§ GIVEN PROBLEM
All of the data should be repeated exactly; pictures are not part of the copy.

# Start of DATA

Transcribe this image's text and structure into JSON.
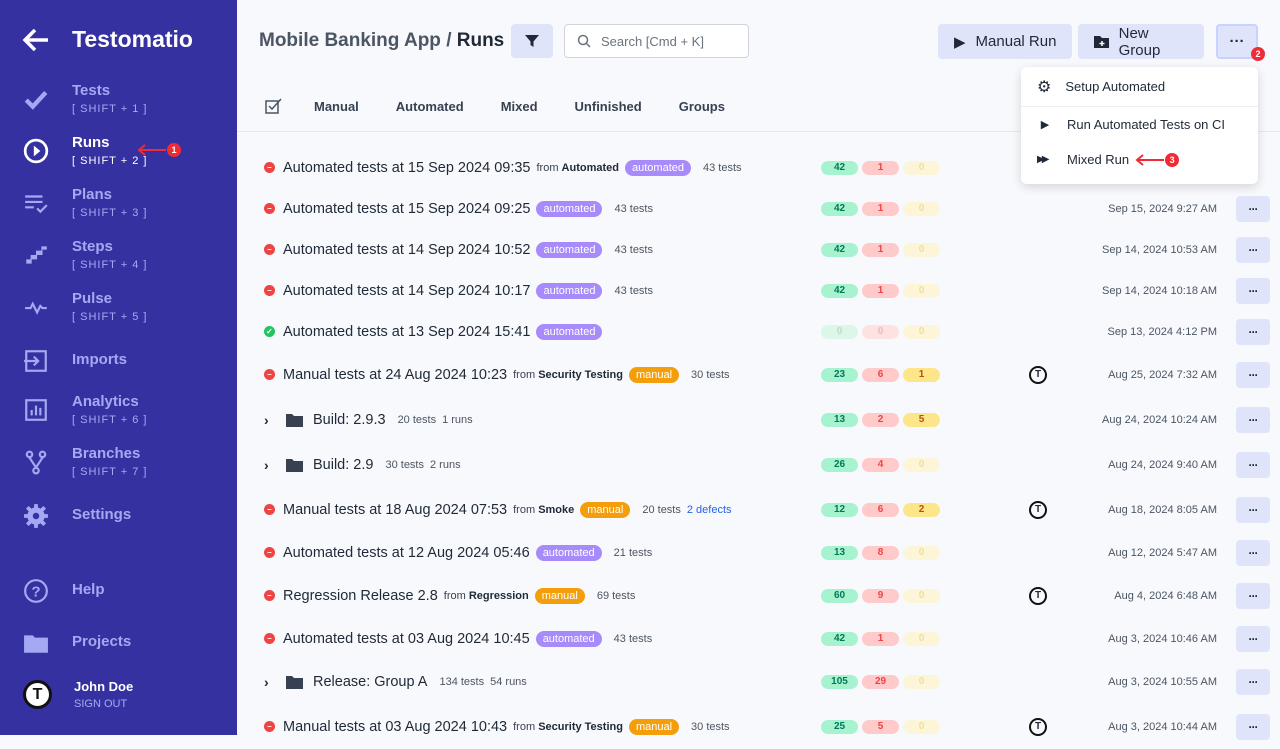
{
  "app": {
    "name": "Testomatio"
  },
  "sidebar": {
    "items": [
      {
        "label": "Tests",
        "shortcut": "[ SHIFT + 1 ]",
        "icon": "check-icon"
      },
      {
        "label": "Runs",
        "shortcut": "[ SHIFT + 2 ]",
        "icon": "play-circle-icon",
        "active": true
      },
      {
        "label": "Plans",
        "shortcut": "[ SHIFT + 3 ]",
        "icon": "plans-icon"
      },
      {
        "label": "Steps",
        "shortcut": "[ SHIFT + 4 ]",
        "icon": "steps-icon"
      },
      {
        "label": "Pulse",
        "shortcut": "[ SHIFT + 5 ]",
        "icon": "pulse-icon"
      },
      {
        "label": "Imports",
        "shortcut": "",
        "icon": "import-icon"
      },
      {
        "label": "Analytics",
        "shortcut": "[ SHIFT + 6 ]",
        "icon": "analytics-icon"
      },
      {
        "label": "Branches",
        "shortcut": "[ SHIFT + 7 ]",
        "icon": "branch-icon"
      },
      {
        "label": "Settings",
        "shortcut": "",
        "icon": "gear-icon"
      },
      {
        "label": "Help",
        "shortcut": "",
        "icon": "help-icon"
      },
      {
        "label": "Projects",
        "shortcut": "",
        "icon": "folder-icon"
      }
    ],
    "user": {
      "name": "John Doe",
      "action": "SIGN OUT"
    }
  },
  "annotations": [
    "1",
    "2",
    "3"
  ],
  "header": {
    "project": "Mobile Banking App",
    "separator": "/",
    "page": "Runs",
    "search_placeholder": "Search [Cmd + K]",
    "manual_run": "Manual Run",
    "new_group": "New Group",
    "more": "···"
  },
  "tabs": [
    "Manual",
    "Automated",
    "Mixed",
    "Unfinished",
    "Groups"
  ],
  "menu": [
    {
      "label": "Setup Automated",
      "icon": "gear-icon"
    },
    {
      "label": "Run Automated Tests on CI",
      "icon": "play-icon"
    },
    {
      "label": "Mixed Run",
      "icon": "fast-forward-icon"
    }
  ],
  "colors": {
    "sidebar": "#3631a0",
    "automated": "#a78bfa",
    "manual": "#f59e0b",
    "failed": "#ef4444",
    "passed": "#22c55e"
  },
  "runs": [
    {
      "status": "failed",
      "title": "Automated tests at 15 Sep 2024 09:35",
      "from": "Automated",
      "tag": "automated",
      "tests": "43 tests",
      "passed": "42",
      "failed": "1",
      "skipped": "0",
      "date": ""
    },
    {
      "status": "failed",
      "title": "Automated tests at 15 Sep 2024 09:25",
      "tag": "automated",
      "tests": "43 tests",
      "passed": "42",
      "failed": "1",
      "skipped": "0",
      "date": "Sep 15, 2024 9:27 AM"
    },
    {
      "status": "failed",
      "title": "Automated tests at 14 Sep 2024 10:52",
      "tag": "automated",
      "tests": "43 tests",
      "passed": "42",
      "failed": "1",
      "skipped": "0",
      "date": "Sep 14, 2024 10:53 AM"
    },
    {
      "status": "failed",
      "title": "Automated tests at 14 Sep 2024 10:17",
      "tag": "automated",
      "tests": "43 tests",
      "passed": "42",
      "failed": "1",
      "skipped": "0",
      "date": "Sep 14, 2024 10:18 AM"
    },
    {
      "status": "passed",
      "title": "Automated tests at 13 Sep 2024 15:41",
      "tag": "automated",
      "tests": "",
      "passed": "0",
      "failed": "0",
      "skipped": "0",
      "date": "Sep 13, 2024 4:12 PM"
    },
    {
      "status": "failed",
      "title": "Manual tests at 24 Aug 2024 10:23",
      "from": "Security Testing",
      "tag": "manual",
      "tests": "30 tests",
      "passed": "23",
      "failed": "6",
      "skipped": "1",
      "avatar": true,
      "date": "Aug 25, 2024 7:32 AM"
    },
    {
      "group": true,
      "title": "Build: 2.9.3",
      "tests": "20 tests",
      "runs": "1 runs",
      "passed": "13",
      "failed": "2",
      "skipped": "5",
      "date": "Aug 24, 2024 10:24 AM"
    },
    {
      "group": true,
      "title": "Build: 2.9",
      "tests": "30 tests",
      "runs": "2 runs",
      "passed": "26",
      "failed": "4",
      "skipped": "0",
      "date": "Aug 24, 2024 9:40 AM"
    },
    {
      "status": "failed",
      "title": "Manual tests at 18 Aug 2024 07:53",
      "from": "Smoke",
      "tag": "manual",
      "tests": "20 tests",
      "defects": "2 defects",
      "passed": "12",
      "failed": "6",
      "skipped": "2",
      "avatar": true,
      "date": "Aug 18, 2024 8:05 AM"
    },
    {
      "status": "failed",
      "title": "Automated tests at 12 Aug 2024 05:46",
      "tag": "automated",
      "tests": "21 tests",
      "passed": "13",
      "failed": "8",
      "skipped": "0",
      "date": "Aug 12, 2024 5:47 AM"
    },
    {
      "status": "failed",
      "title": "Regression Release 2.8",
      "from": "Regression",
      "tag": "manual",
      "tests": "69 tests",
      "passed": "60",
      "failed": "9",
      "skipped": "0",
      "avatar": true,
      "date": "Aug 4, 2024 6:48 AM"
    },
    {
      "status": "failed",
      "title": "Automated tests at 03 Aug 2024 10:45",
      "tag": "automated",
      "tests": "43 tests",
      "passed": "42",
      "failed": "1",
      "skipped": "0",
      "date": "Aug 3, 2024 10:46 AM"
    },
    {
      "group": true,
      "title": "Release: Group A",
      "tests": "134 tests",
      "runs": "54 runs",
      "passed": "105",
      "failed": "29",
      "skipped": "0",
      "date": "Aug 3, 2024 10:55 AM"
    },
    {
      "status": "failed",
      "title": "Manual tests at 03 Aug 2024 10:43",
      "from": "Security Testing",
      "tag": "manual",
      "tests": "30 tests",
      "passed": "25",
      "failed": "5",
      "skipped": "0",
      "avatar": true,
      "date": "Aug 3, 2024 10:44 AM"
    }
  ],
  "labels": {
    "from": "from"
  }
}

# End of DATA

§ RESULT OF THIS EXERCISE
Transcribe this image's text and structure into JSON.
{
  "app": {
    "name": "Testomatio"
  },
  "sidebar": {
    "items": [
      {
        "label": "Tests",
        "shortcut": "[ SHIFT + 1 ]",
        "icon": "check-icon"
      },
      {
        "label": "Runs",
        "shortcut": "[ SHIFT + 2 ]",
        "icon": "play-circle-icon",
        "active": true
      },
      {
        "label": "Plans",
        "shortcut": "[ SHIFT + 3 ]",
        "icon": "plans-icon"
      },
      {
        "label": "Steps",
        "shortcut": "[ SHIFT + 4 ]",
        "icon": "steps-icon"
      },
      {
        "label": "Pulse",
        "shortcut": "[ SHIFT + 5 ]",
        "icon": "pulse-icon"
      },
      {
        "label": "Imports",
        "shortcut": "",
        "icon": "import-icon"
      },
      {
        "label": "Analytics",
        "shortcut": "[ SHIFT + 6 ]",
        "icon": "analytics-icon"
      },
      {
        "label": "Branches",
        "shortcut": "[ SHIFT + 7 ]",
        "icon": "branch-icon"
      },
      {
        "label": "Settings",
        "shortcut": "",
        "icon": "gear-icon"
      },
      {
        "label": "Help",
        "shortcut": "",
        "icon": "help-icon"
      },
      {
        "label": "Projects",
        "shortcut": "",
        "icon": "folder-icon"
      }
    ],
    "user": {
      "name": "John Doe",
      "action": "SIGN OUT"
    }
  },
  "annotations": [
    "1",
    "2",
    "3"
  ],
  "header": {
    "project": "Mobile Banking App",
    "separator": "/",
    "page": "Runs",
    "search_placeholder": "Search [Cmd + K]",
    "manual_run": "Manual Run",
    "new_group": "New Group",
    "more": "···"
  },
  "tabs": [
    "Manual",
    "Automated",
    "Mixed",
    "Unfinished",
    "Groups"
  ],
  "menu": [
    {
      "label": "Setup Automated",
      "icon": "gear-icon"
    },
    {
      "label": "Run Automated Tests on CI",
      "icon": "play-icon"
    },
    {
      "label": "Mixed Run",
      "icon": "fast-forward-icon"
    }
  ],
  "colors": {
    "sidebar": "#3631a0",
    "automated": "#a78bfa",
    "manual": "#f59e0b",
    "failed": "#ef4444",
    "passed": "#22c55e"
  },
  "runs": [
    {
      "status": "failed",
      "title": "Automated tests at 15 Sep 2024 09:35",
      "from": "Automated",
      "tag": "automated",
      "tests": "43 tests",
      "passed": "42",
      "failed": "1",
      "skipped": "0",
      "date": ""
    },
    {
      "status": "failed",
      "title": "Automated tests at 15 Sep 2024 09:25",
      "tag": "automated",
      "tests": "43 tests",
      "passed": "42",
      "failed": "1",
      "skipped": "0",
      "date": "Sep 15, 2024 9:27 AM"
    },
    {
      "status": "failed",
      "title": "Automated tests at 14 Sep 2024 10:52",
      "tag": "automated",
      "tests": "43 tests",
      "passed": "42",
      "failed": "1",
      "skipped": "0",
      "date": "Sep 14, 2024 10:53 AM"
    },
    {
      "status": "failed",
      "title": "Automated tests at 14 Sep 2024 10:17",
      "tag": "automated",
      "tests": "43 tests",
      "passed": "42",
      "failed": "1",
      "skipped": "0",
      "date": "Sep 14, 2024 10:18 AM"
    },
    {
      "status": "passed",
      "title": "Automated tests at 13 Sep 2024 15:41",
      "tag": "automated",
      "tests": "",
      "passed": "0",
      "failed": "0",
      "skipped": "0",
      "date": "Sep 13, 2024 4:12 PM"
    },
    {
      "status": "failed",
      "title": "Manual tests at 24 Aug 2024 10:23",
      "from": "Security Testing",
      "tag": "manual",
      "tests": "30 tests",
      "passed": "23",
      "failed": "6",
      "skipped": "1",
      "avatar": true,
      "date": "Aug 25, 2024 7:32 AM"
    },
    {
      "group": true,
      "title": "Build: 2.9.3",
      "tests": "20 tests",
      "runs": "1 runs",
      "passed": "13",
      "failed": "2",
      "skipped": "5",
      "date": "Aug 24, 2024 10:24 AM"
    },
    {
      "group": true,
      "title": "Build: 2.9",
      "tests": "30 tests",
      "runs": "2 runs",
      "passed": "26",
      "failed": "4",
      "skipped": "0",
      "date": "Aug 24, 2024 9:40 AM"
    },
    {
      "status": "failed",
      "title": "Manual tests at 18 Aug 2024 07:53",
      "from": "Smoke",
      "tag": "manual",
      "tests": "20 tests",
      "defects": "2 defects",
      "passed": "12",
      "failed": "6",
      "skipped": "2",
      "avatar": true,
      "date": "Aug 18, 2024 8:05 AM"
    },
    {
      "status": "failed",
      "title": "Automated tests at 12 Aug 2024 05:46",
      "tag": "automated",
      "tests": "21 tests",
      "passed": "13",
      "failed": "8",
      "skipped": "0",
      "date": "Aug 12, 2024 5:47 AM"
    },
    {
      "status": "failed",
      "title": "Regression Release 2.8",
      "from": "Regression",
      "tag": "manual",
      "tests": "69 tests",
      "passed": "60",
      "failed": "9",
      "skipped": "0",
      "avatar": true,
      "date": "Aug 4, 2024 6:48 AM"
    },
    {
      "status": "failed",
      "title": "Automated tests at 03 Aug 2024 10:45",
      "tag": "automated",
      "tests": "43 tests",
      "passed": "42",
      "failed": "1",
      "skipped": "0",
      "date": "Aug 3, 2024 10:46 AM"
    },
    {
      "group": true,
      "title": "Release: Group A",
      "tests": "134 tests",
      "runs": "54 runs",
      "passed": "105",
      "failed": "29",
      "skipped": "0",
      "date": "Aug 3, 2024 10:55 AM"
    },
    {
      "status": "failed",
      "title": "Manual tests at 03 Aug 2024 10:43",
      "from": "Security Testing",
      "tag": "manual",
      "tests": "30 tests",
      "passed": "25",
      "failed": "5",
      "skipped": "0",
      "avatar": true,
      "date": "Aug 3, 2024 10:44 AM"
    }
  ],
  "labels": {
    "from": "from"
  }
}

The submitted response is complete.